━━ Provided information

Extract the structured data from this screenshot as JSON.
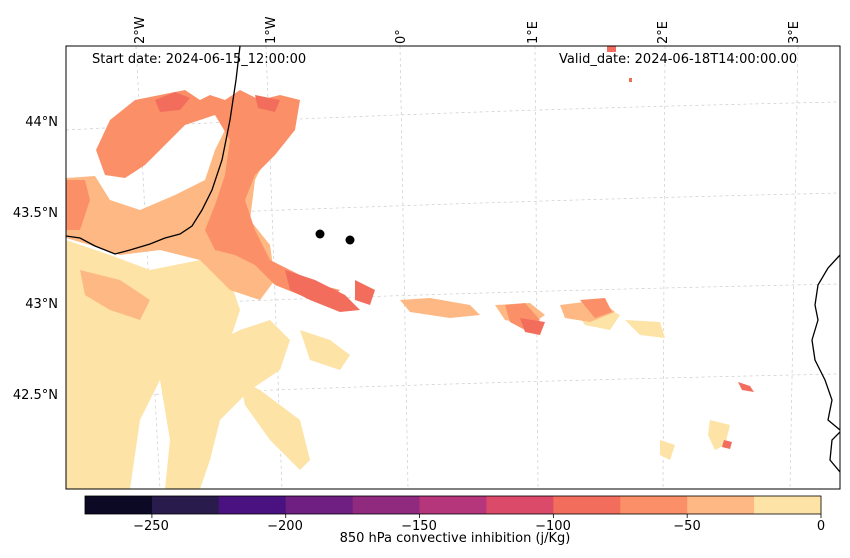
{
  "annotations": {
    "start_label": "Start date: 2024-06-15_12:00:00",
    "valid_label": "Valid_date: 2024-06-18T14:00:00.00"
  },
  "lat_ticks": [
    "44°N",
    "43.5°N",
    "43°N",
    "42.5°N"
  ],
  "lon_ticks": [
    "2°W",
    "1°W",
    "0°",
    "1°E",
    "2°E",
    "3°E"
  ],
  "colorbar": {
    "title": "850 hPa convective inhibition (j/Kg)",
    "ticks": [
      "−250",
      "−200",
      "−150",
      "−100",
      "−50",
      "0"
    ],
    "colors": [
      "#0b0924",
      "#2a1b4d",
      "#4a1280",
      "#6e1f81",
      "#8f2a7e",
      "#b5367a",
      "#dc4a6a",
      "#f26d5c",
      "#fb9068",
      "#fdb884",
      "#fde3a6"
    ],
    "range": [
      -275,
      0
    ],
    "levels": [
      -275,
      -250,
      -225,
      -200,
      -175,
      -150,
      -125,
      -100,
      -75,
      -50,
      -25,
      0
    ]
  },
  "map": {
    "region": "Bay of Biscay / northern Spain / Gulf of Lion",
    "station_markers": 2
  }
}
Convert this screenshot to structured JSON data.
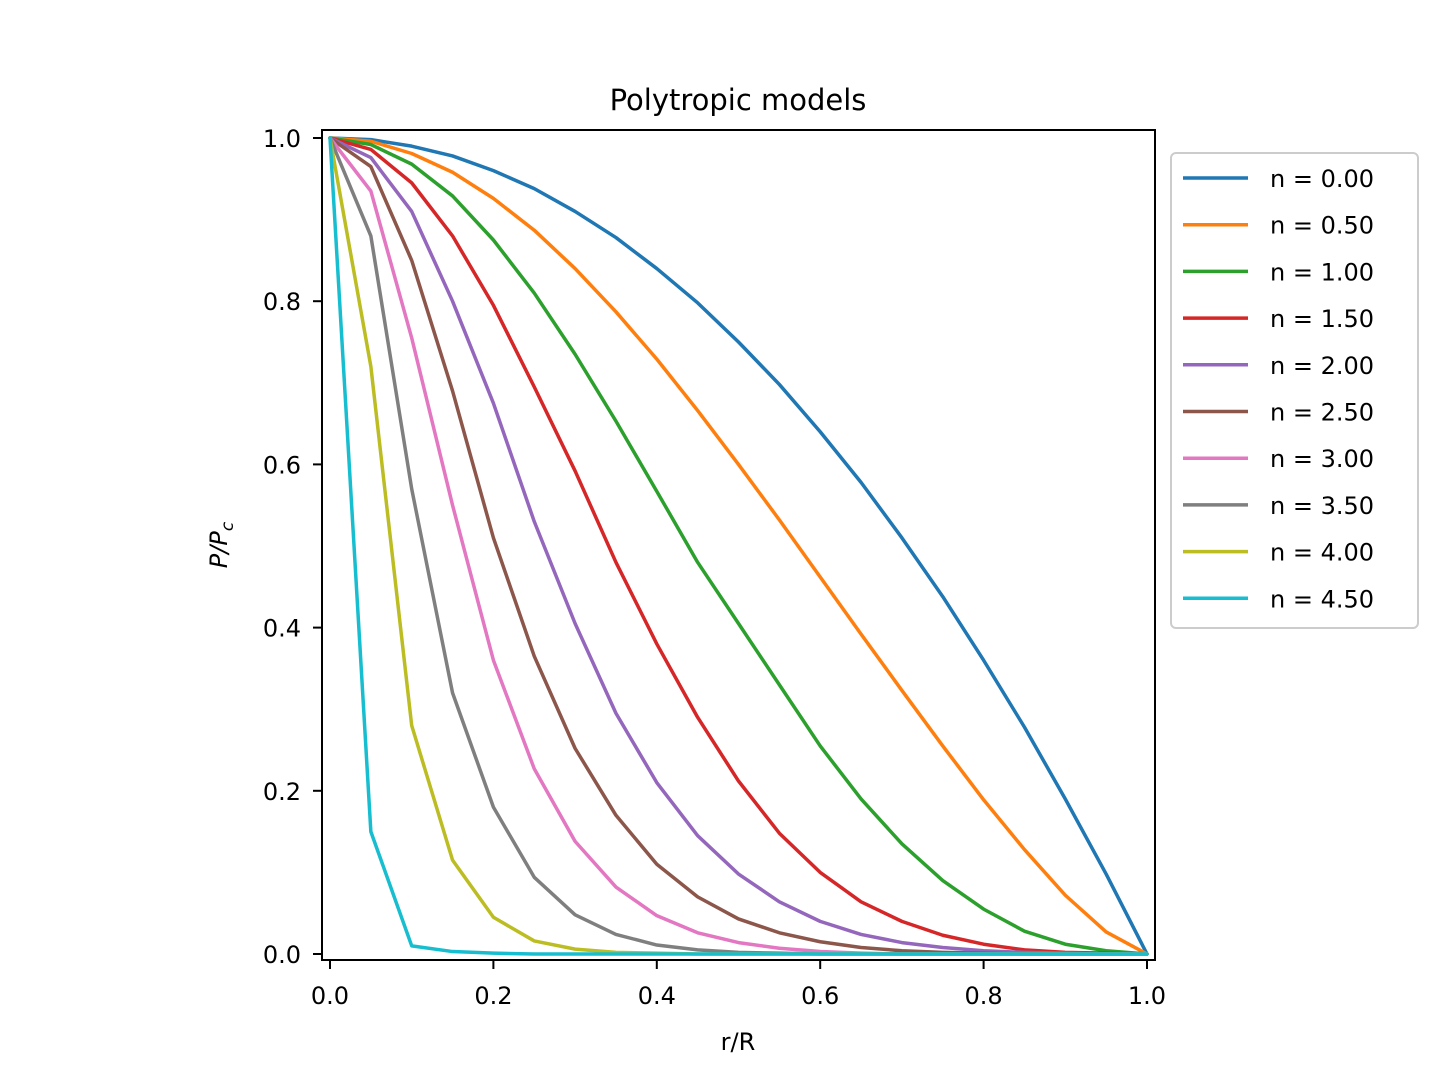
{
  "chart_data": {
    "type": "line",
    "title": "Polytropic models",
    "xlabel": "r/R",
    "ylabel": "P/P",
    "ylabel_subscript": "c",
    "xlim": [
      0.0,
      1.0
    ],
    "ylim": [
      0.0,
      1.0
    ],
    "xticks": [
      "0.0",
      "0.2",
      "0.4",
      "0.6",
      "0.8",
      "1.0"
    ],
    "yticks": [
      "0.0",
      "0.2",
      "0.4",
      "0.6",
      "0.8",
      "1.0"
    ],
    "grid": false,
    "legend_position": "outside-right-top",
    "x": [
      0.0,
      0.05,
      0.1,
      0.15,
      0.2,
      0.25,
      0.3,
      0.35,
      0.4,
      0.45,
      0.5,
      0.55,
      0.6,
      0.65,
      0.7,
      0.75,
      0.8,
      0.85,
      0.9,
      0.95,
      1.0
    ],
    "series": [
      {
        "name": "n = 0.00",
        "color": "#1f77b4",
        "values": [
          1.0,
          0.998,
          0.99,
          0.978,
          0.96,
          0.938,
          0.91,
          0.878,
          0.84,
          0.798,
          0.75,
          0.698,
          0.64,
          0.578,
          0.51,
          0.438,
          0.36,
          0.278,
          0.19,
          0.098,
          0.0
        ]
      },
      {
        "name": "n = 0.50",
        "color": "#ff7f0e",
        "values": [
          1.0,
          0.996,
          0.981,
          0.958,
          0.926,
          0.887,
          0.84,
          0.787,
          0.729,
          0.666,
          0.6,
          0.532,
          0.462,
          0.392,
          0.323,
          0.255,
          0.189,
          0.128,
          0.072,
          0.027,
          0.0
        ]
      },
      {
        "name": "n = 1.00",
        "color": "#2ca02c",
        "values": [
          1.0,
          0.992,
          0.968,
          0.929,
          0.875,
          0.81,
          0.735,
          0.653,
          0.567,
          0.48,
          0.405,
          0.33,
          0.255,
          0.19,
          0.135,
          0.09,
          0.055,
          0.028,
          0.012,
          0.004,
          0.0
        ]
      },
      {
        "name": "n = 1.50",
        "color": "#d62728",
        "values": [
          1.0,
          0.986,
          0.945,
          0.88,
          0.795,
          0.695,
          0.592,
          0.48,
          0.38,
          0.29,
          0.212,
          0.148,
          0.1,
          0.064,
          0.04,
          0.023,
          0.012,
          0.005,
          0.002,
          0.001,
          0.0
        ]
      },
      {
        "name": "n = 2.00",
        "color": "#9467bd",
        "values": [
          1.0,
          0.976,
          0.91,
          0.8,
          0.675,
          0.53,
          0.405,
          0.295,
          0.21,
          0.145,
          0.098,
          0.064,
          0.04,
          0.024,
          0.014,
          0.008,
          0.004,
          0.002,
          0.001,
          0.0,
          0.0
        ]
      },
      {
        "name": "n = 2.50",
        "color": "#8c564b",
        "values": [
          1.0,
          0.965,
          0.85,
          0.69,
          0.51,
          0.365,
          0.252,
          0.17,
          0.11,
          0.07,
          0.043,
          0.026,
          0.015,
          0.008,
          0.004,
          0.002,
          0.001,
          0.0,
          0.0,
          0.0,
          0.0
        ]
      },
      {
        "name": "n = 3.00",
        "color": "#e377c2",
        "values": [
          1.0,
          0.935,
          0.755,
          0.55,
          0.36,
          0.227,
          0.138,
          0.082,
          0.047,
          0.026,
          0.014,
          0.007,
          0.003,
          0.001,
          0.0,
          0.0,
          0.0,
          0.0,
          0.0,
          0.0,
          0.0
        ]
      },
      {
        "name": "n = 3.50",
        "color": "#7f7f7f",
        "values": [
          1.0,
          0.88,
          0.57,
          0.32,
          0.18,
          0.094,
          0.048,
          0.024,
          0.011,
          0.005,
          0.002,
          0.001,
          0.0,
          0.0,
          0.0,
          0.0,
          0.0,
          0.0,
          0.0,
          0.0,
          0.0
        ]
      },
      {
        "name": "n = 4.00",
        "color": "#bcbd22",
        "values": [
          1.0,
          0.72,
          0.28,
          0.115,
          0.045,
          0.016,
          0.006,
          0.002,
          0.001,
          0.0,
          0.0,
          0.0,
          0.0,
          0.0,
          0.0,
          0.0,
          0.0,
          0.0,
          0.0,
          0.0,
          0.0
        ]
      },
      {
        "name": "n = 4.50",
        "color": "#17becf",
        "values": [
          1.0,
          0.15,
          0.01,
          0.003,
          0.001,
          0.0,
          0.0,
          0.0,
          0.0,
          0.0,
          0.0,
          0.0,
          0.0,
          0.0,
          0.0,
          0.0,
          0.0,
          0.0,
          0.0,
          0.0,
          0.0
        ]
      }
    ]
  }
}
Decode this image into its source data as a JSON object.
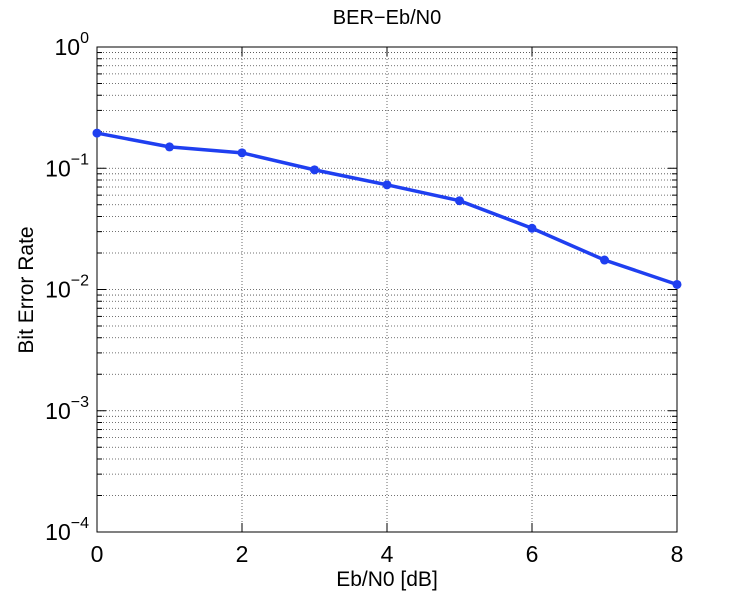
{
  "chart_data": {
    "type": "line",
    "title": "BER−Eb/N0",
    "xlabel": "Eb/N0 [dB]",
    "ylabel": "Bit Error Rate",
    "x": [
      0,
      1,
      2,
      3,
      4,
      5,
      6,
      7,
      8
    ],
    "series": [
      {
        "name": "BER",
        "color": "#1f3ff0",
        "values": [
          0.195,
          0.15,
          0.134,
          0.097,
          0.073,
          0.054,
          0.032,
          0.0175,
          0.011
        ]
      }
    ],
    "xlim": [
      0,
      8
    ],
    "xticks": [
      0,
      2,
      4,
      6,
      8
    ],
    "ylim": [
      0.0001,
      1
    ],
    "yscale": "log",
    "yticks": [
      {
        "value": 0.0001,
        "label": "10^-4"
      },
      {
        "value": 0.001,
        "label": "10^-3"
      },
      {
        "value": 0.01,
        "label": "10^-2"
      },
      {
        "value": 0.1,
        "label": "10^-1"
      },
      {
        "value": 1,
        "label": "10^0"
      }
    ],
    "grid": true,
    "minor_grid": true,
    "markers": true
  }
}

━━━━

* Required work *
Using the listing, copy every line where the word "name" shows up.

* Solution to this problem *
        "name": "n = 0.00",
        "name": "n = 0.50",
        "name": "n = 1.00",
        "name": "n = 1.50",
        "name": "n = 2.00",
        "name": "n = 2.50",
        "name": "n = 3.00",
        "name": "n = 3.50",
        "name": "n = 4.00",
        "name": "n = 4.50",
        "name": "BER",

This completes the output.